[start of RECORD EXCERPTS]
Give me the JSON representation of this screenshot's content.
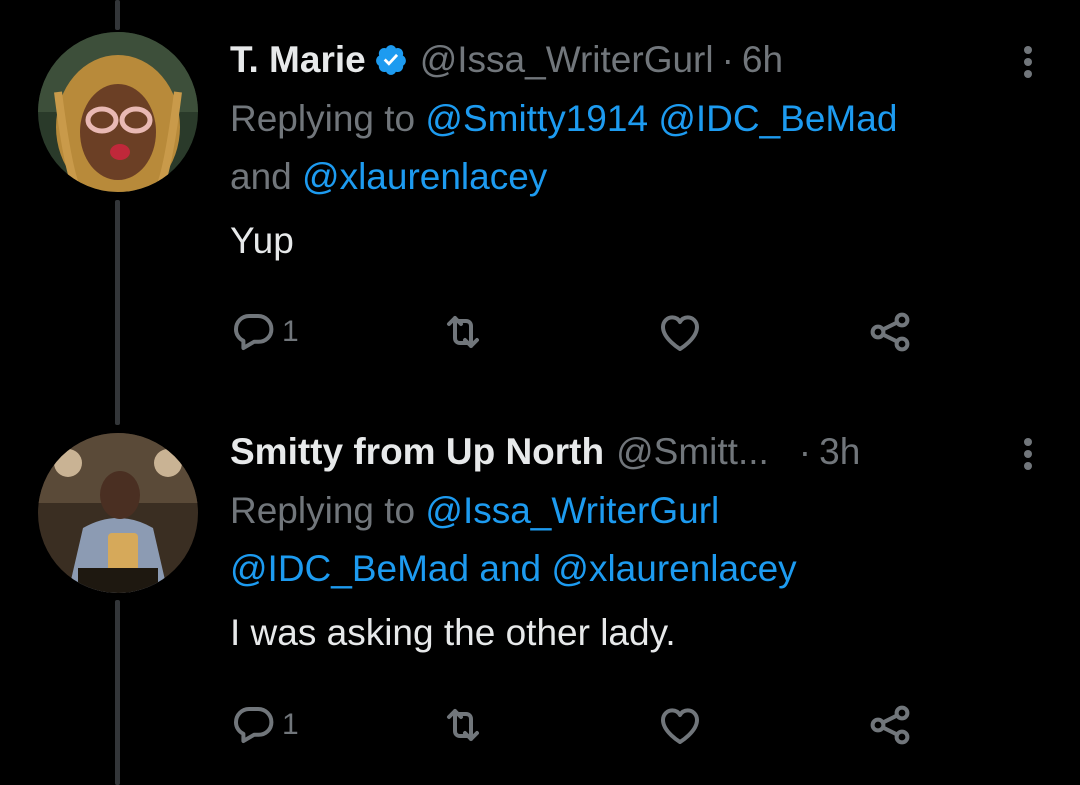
{
  "tweets": [
    {
      "display_name": "T. Marie",
      "verified": true,
      "handle": "@Issa_WriterGurl",
      "separator": "·",
      "time": "6h",
      "replying_prefix": "Replying to ",
      "replying_line1_mentions": "@Smitty1914 @IDC_BeMad",
      "replying_and": "and ",
      "replying_line2_mention": "@xlaurenlacey",
      "text": "Yup",
      "reply_count": "1",
      "avatar_icon": "avatar-photo"
    },
    {
      "display_name": "Smitty from Up North",
      "verified": false,
      "handle": "@Smitt...",
      "separator": "·",
      "time": "3h",
      "replying_prefix": "Replying to ",
      "replying_line1_mention": "@Issa_WriterGurl",
      "replying_line2_mention_a": "@IDC_BeMad",
      "replying_and": " and ",
      "replying_line2_mention_b": "@xlaurenlacey",
      "text": "I was asking the other lady.",
      "reply_count": "1",
      "avatar_icon": "avatar-photo"
    }
  ],
  "icons": {
    "reply": "reply-icon",
    "retweet": "retweet-icon",
    "like": "like-icon",
    "share": "share-icon",
    "more": "more-icon",
    "verified": "verified-badge-icon"
  },
  "colors": {
    "background": "#000000",
    "primary_text": "#e7e9ea",
    "secondary_text": "#71767b",
    "accent": "#1d9bf0",
    "thread_line": "#333639"
  }
}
[end of RECORD EXCERPTS]
▶ _WHAT IS EXPECTED_:
Repeat the listing in full and exactly. Leave any pictures out.

▶ _TASK SOLUTION_:
Give me the JSON representation of this screenshot's content.
{
  "tweets": [
    {
      "display_name": "T. Marie",
      "verified": true,
      "handle": "@Issa_WriterGurl",
      "separator": "·",
      "time": "6h",
      "replying_prefix": "Replying to ",
      "replying_line1_mentions": "@Smitty1914 @IDC_BeMad",
      "replying_and": "and ",
      "replying_line2_mention": "@xlaurenlacey",
      "text": "Yup",
      "reply_count": "1",
      "avatar_icon": "avatar-photo"
    },
    {
      "display_name": "Smitty from Up North",
      "verified": false,
      "handle": "@Smitt...",
      "separator": "·",
      "time": "3h",
      "replying_prefix": "Replying to ",
      "replying_line1_mention": "@Issa_WriterGurl",
      "replying_line2_mention_a": "@IDC_BeMad",
      "replying_and": " and ",
      "replying_line2_mention_b": "@xlaurenlacey",
      "text": "I was asking the other lady.",
      "reply_count": "1",
      "avatar_icon": "avatar-photo"
    }
  ],
  "icons": {
    "reply": "reply-icon",
    "retweet": "retweet-icon",
    "like": "like-icon",
    "share": "share-icon",
    "more": "more-icon",
    "verified": "verified-badge-icon"
  },
  "colors": {
    "background": "#000000",
    "primary_text": "#e7e9ea",
    "secondary_text": "#71767b",
    "accent": "#1d9bf0",
    "thread_line": "#333639"
  }
}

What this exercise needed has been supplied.